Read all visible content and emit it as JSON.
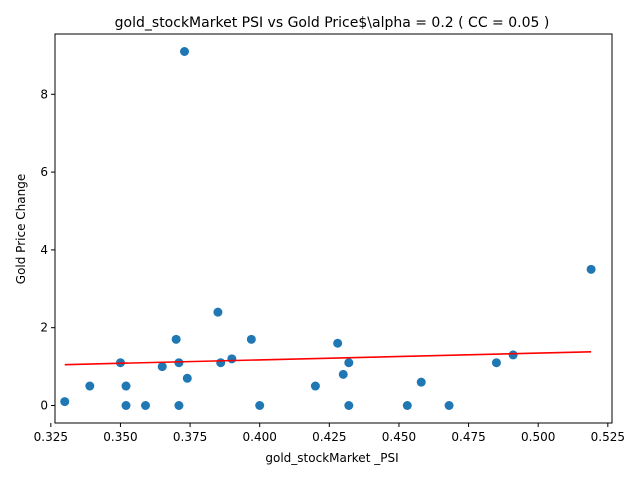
{
  "chart_data": {
    "type": "scatter",
    "title": "gold_stockMarket  PSI vs Gold Price$\\alpha = 0.2 ( CC = 0.05 )",
    "xlabel": "gold_stockMarket _PSI",
    "ylabel": "Gold Price Change",
    "xlim": [
      0.3265,
      0.5265
    ],
    "ylim": [
      -0.45,
      9.55
    ],
    "xticks": [
      0.325,
      0.35,
      0.375,
      0.4,
      0.425,
      0.45,
      0.475,
      0.5,
      0.525
    ],
    "xtick_labels": [
      "0.325",
      "0.350",
      "0.375",
      "0.400",
      "0.425",
      "0.450",
      "0.475",
      "0.500",
      "0.525"
    ],
    "yticks": [
      0,
      2,
      4,
      6,
      8
    ],
    "ytick_labels": [
      "0",
      "2",
      "4",
      "6",
      "8"
    ],
    "grid": false,
    "points": [
      {
        "x": 0.33,
        "y": 0.1
      },
      {
        "x": 0.339,
        "y": 0.5
      },
      {
        "x": 0.35,
        "y": 1.1
      },
      {
        "x": 0.352,
        "y": 0.5
      },
      {
        "x": 0.352,
        "y": 0.0
      },
      {
        "x": 0.359,
        "y": 0.0
      },
      {
        "x": 0.365,
        "y": 1.0
      },
      {
        "x": 0.37,
        "y": 1.7
      },
      {
        "x": 0.371,
        "y": 1.1
      },
      {
        "x": 0.371,
        "y": 0.0
      },
      {
        "x": 0.373,
        "y": 9.1
      },
      {
        "x": 0.374,
        "y": 0.7
      },
      {
        "x": 0.385,
        "y": 2.4
      },
      {
        "x": 0.386,
        "y": 1.1
      },
      {
        "x": 0.39,
        "y": 1.2
      },
      {
        "x": 0.397,
        "y": 1.7
      },
      {
        "x": 0.4,
        "y": 0.0
      },
      {
        "x": 0.42,
        "y": 0.5
      },
      {
        "x": 0.428,
        "y": 1.6
      },
      {
        "x": 0.43,
        "y": 0.8
      },
      {
        "x": 0.432,
        "y": 1.1
      },
      {
        "x": 0.432,
        "y": 0.0
      },
      {
        "x": 0.453,
        "y": 0.0
      },
      {
        "x": 0.458,
        "y": 0.6
      },
      {
        "x": 0.468,
        "y": 0.0
      },
      {
        "x": 0.485,
        "y": 1.1
      },
      {
        "x": 0.491,
        "y": 1.3
      },
      {
        "x": 0.519,
        "y": 3.5
      }
    ],
    "fit_line": {
      "x": [
        0.33,
        0.519
      ],
      "y": [
        1.05,
        1.38
      ]
    },
    "colors": {
      "points": "#1f77b4",
      "fit_line": "#ff0000",
      "axes": "#000000"
    }
  }
}
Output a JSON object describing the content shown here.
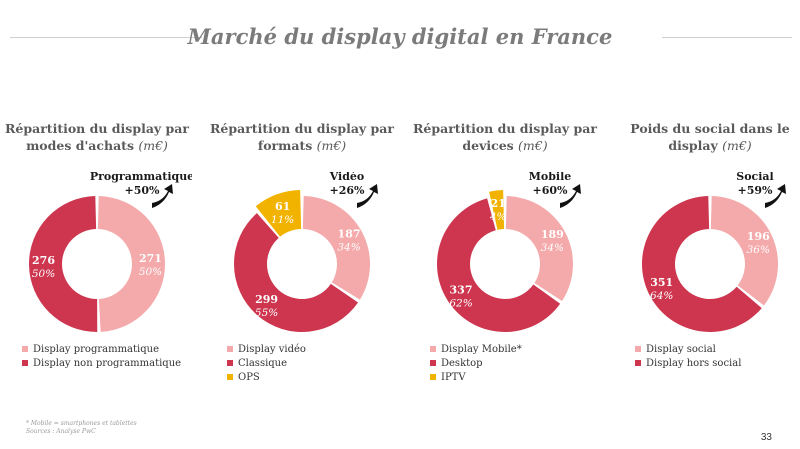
{
  "page": {
    "title": "Marché du display digital en France",
    "footnote_1": "* Mobile = smartphones et tablettes",
    "footnote_2": "Sources : Analyse PwC",
    "page_number": "33"
  },
  "colors": {
    "light": "#f4a9aa",
    "dark": "#cd364e",
    "gold": "#f2b300",
    "title": "#7b7b7b"
  },
  "chart_data": [
    {
      "type": "pie",
      "title": "Répartition du display par modes d'achats",
      "unit": "(m€)",
      "growth": {
        "name": "Programmatique",
        "value": "+50%"
      },
      "slices": [
        {
          "label": "Display programmatique",
          "value": 271,
          "pct": "50%",
          "color": "light"
        },
        {
          "label": "Display non programmatique",
          "value": 276,
          "pct": "50%",
          "color": "dark"
        }
      ]
    },
    {
      "type": "pie",
      "title": "Répartition du display par formats",
      "unit": "(m€)",
      "growth": {
        "name": "Vidéo",
        "value": "+26%"
      },
      "slices": [
        {
          "label": "Display vidéo",
          "value": 187,
          "pct": "34%",
          "color": "light"
        },
        {
          "label": "Classique",
          "value": 299,
          "pct": "55%",
          "color": "dark"
        },
        {
          "label": "OPS",
          "value": 61,
          "pct": "11%",
          "color": "gold"
        }
      ]
    },
    {
      "type": "pie",
      "title": "Répartition du display par devices",
      "unit": "(m€)",
      "growth": {
        "name": "Mobile",
        "value": "+60%"
      },
      "slices": [
        {
          "label": "Display Mobile*",
          "value": 189,
          "pct": "34%",
          "color": "light"
        },
        {
          "label": "Desktop",
          "value": 337,
          "pct": "62%",
          "color": "dark"
        },
        {
          "label": "IPTV",
          "value": 21,
          "pct": "4%",
          "color": "gold"
        }
      ]
    },
    {
      "type": "pie",
      "title": "Poids du social dans le display",
      "unit": "(m€)",
      "growth": {
        "name": "Social",
        "value": "+59%"
      },
      "slices": [
        {
          "label": "Display social",
          "value": 196,
          "pct": "36%",
          "color": "light"
        },
        {
          "label": "Display hors social",
          "value": 351,
          "pct": "64%",
          "color": "dark"
        }
      ]
    }
  ]
}
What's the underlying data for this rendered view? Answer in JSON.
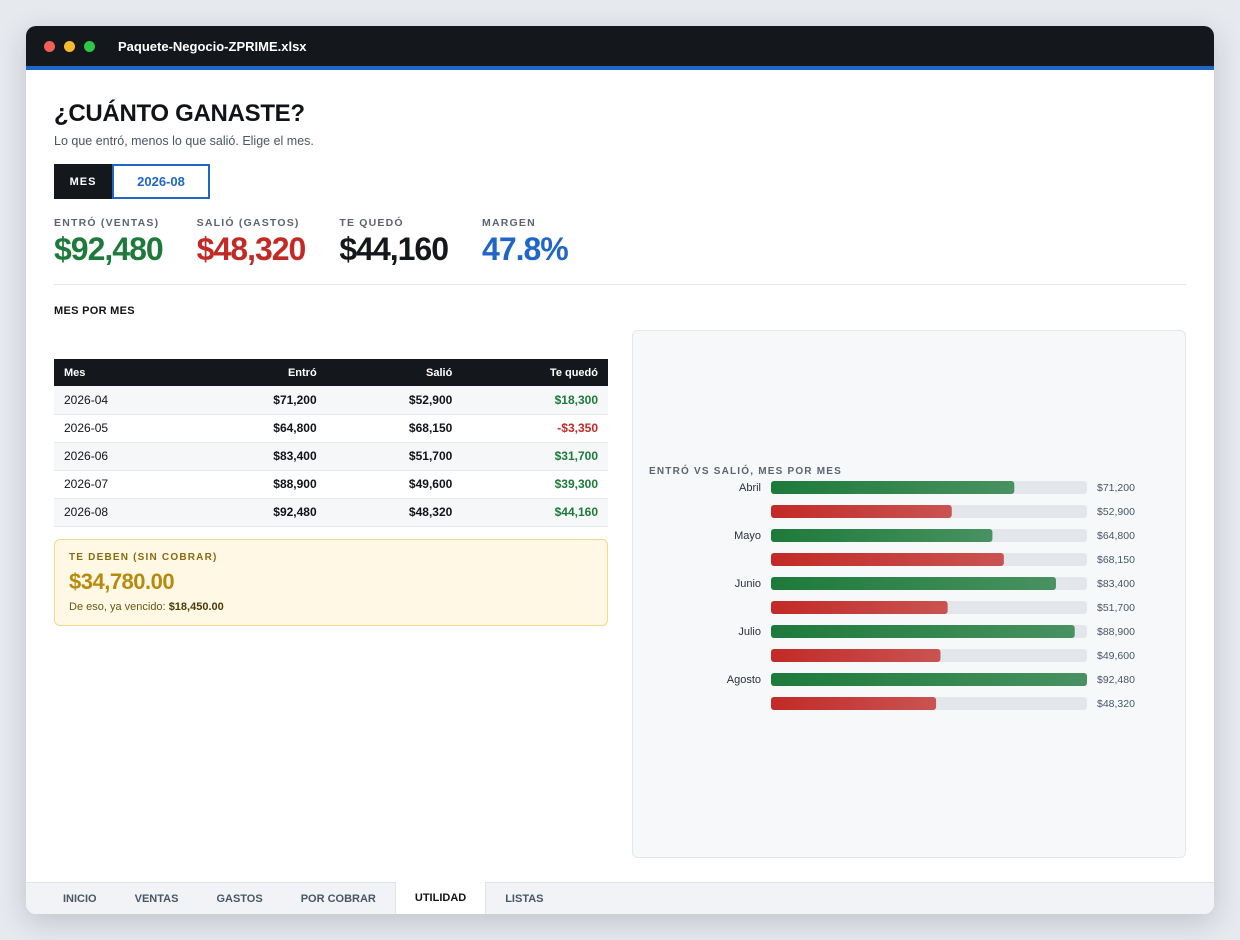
{
  "window": {
    "title": "Paquete-Negocio-ZPRIME.xlsx"
  },
  "header": {
    "title": "¿CUÁNTO GANASTE?",
    "subtitle": "Lo que entró, menos lo que salió. Elige el mes."
  },
  "month_picker": {
    "label": "MES",
    "value": "2026-08"
  },
  "kpis": [
    {
      "label": "ENTRÓ (VENTAS)",
      "value": "$92,480",
      "color": "#1d7a3a"
    },
    {
      "label": "SALIÓ (GASTOS)",
      "value": "$48,320",
      "color": "#c22a26"
    },
    {
      "label": "TE QUEDÓ",
      "value": "$44,160",
      "color": "#14171c"
    },
    {
      "label": "MARGEN",
      "value": "47.8%",
      "color": "#1f66c7"
    }
  ],
  "monthly": {
    "title": "MES POR MES",
    "columns": [
      "Mes",
      "Entró",
      "Salió",
      "Te quedó"
    ],
    "rows": [
      {
        "mes": "2026-04",
        "entro": "$71,200",
        "salio": "$52,900",
        "quedo": "$18,300"
      },
      {
        "mes": "2026-05",
        "entro": "$64,800",
        "salio": "$68,150",
        "quedo": "-$3,350"
      },
      {
        "mes": "2026-06",
        "entro": "$83,400",
        "salio": "$51,700",
        "quedo": "$31,700"
      },
      {
        "mes": "2026-07",
        "entro": "$88,900",
        "salio": "$49,600",
        "quedo": "$39,300"
      },
      {
        "mes": "2026-08",
        "entro": "$92,480",
        "salio": "$48,320",
        "quedo": "$44,160"
      }
    ]
  },
  "owed": {
    "label": "TE DEBEN (SIN COBRAR)",
    "amount": "$34,780.00",
    "note": "De eso, ya vencido:",
    "overdue": "$18,450.00"
  },
  "chart_data": {
    "type": "bar",
    "orientation": "horizontal",
    "title": "ENTRÓ VS SALIÓ, MES POR MES",
    "categories": [
      "Abril",
      "Mayo",
      "Junio",
      "Julio",
      "Agosto"
    ],
    "series": [
      {
        "values": [
          71200,
          64800,
          83400,
          88900,
          92480
        ],
        "labels": [
          "$71,200",
          "$64,800",
          "$83,400",
          "$88,900",
          "$92,480"
        ],
        "color": "#1d7a3a"
      },
      {
        "values": [
          52900,
          68150,
          51700,
          49600,
          48320
        ],
        "labels": [
          "$52,900",
          "$68,150",
          "$51,700",
          "$49,600",
          "$48,320"
        ],
        "color": "#c22a26"
      }
    ],
    "xlim": [
      0,
      92480
    ]
  },
  "tabs": [
    {
      "label": "INICIO",
      "active": false
    },
    {
      "label": "VENTAS",
      "active": false
    },
    {
      "label": "GASTOS",
      "active": false
    },
    {
      "label": "POR COBRAR",
      "active": false
    },
    {
      "label": "UTILIDAD",
      "active": true
    },
    {
      "label": "LISTAS",
      "active": false
    }
  ]
}
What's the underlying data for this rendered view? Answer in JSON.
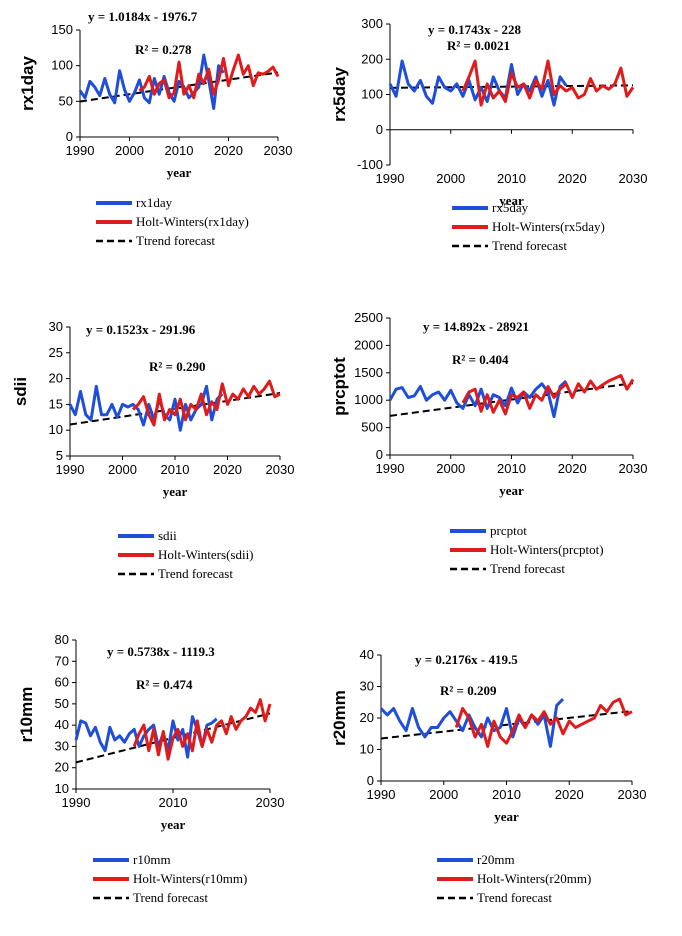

→ Task objective
For each line of the entries that includes "name", show that line.

→ Full output
        "name": "Programmatique",
        "name": "Vidéo",
        "name": "Mobile",
        "name": "Social",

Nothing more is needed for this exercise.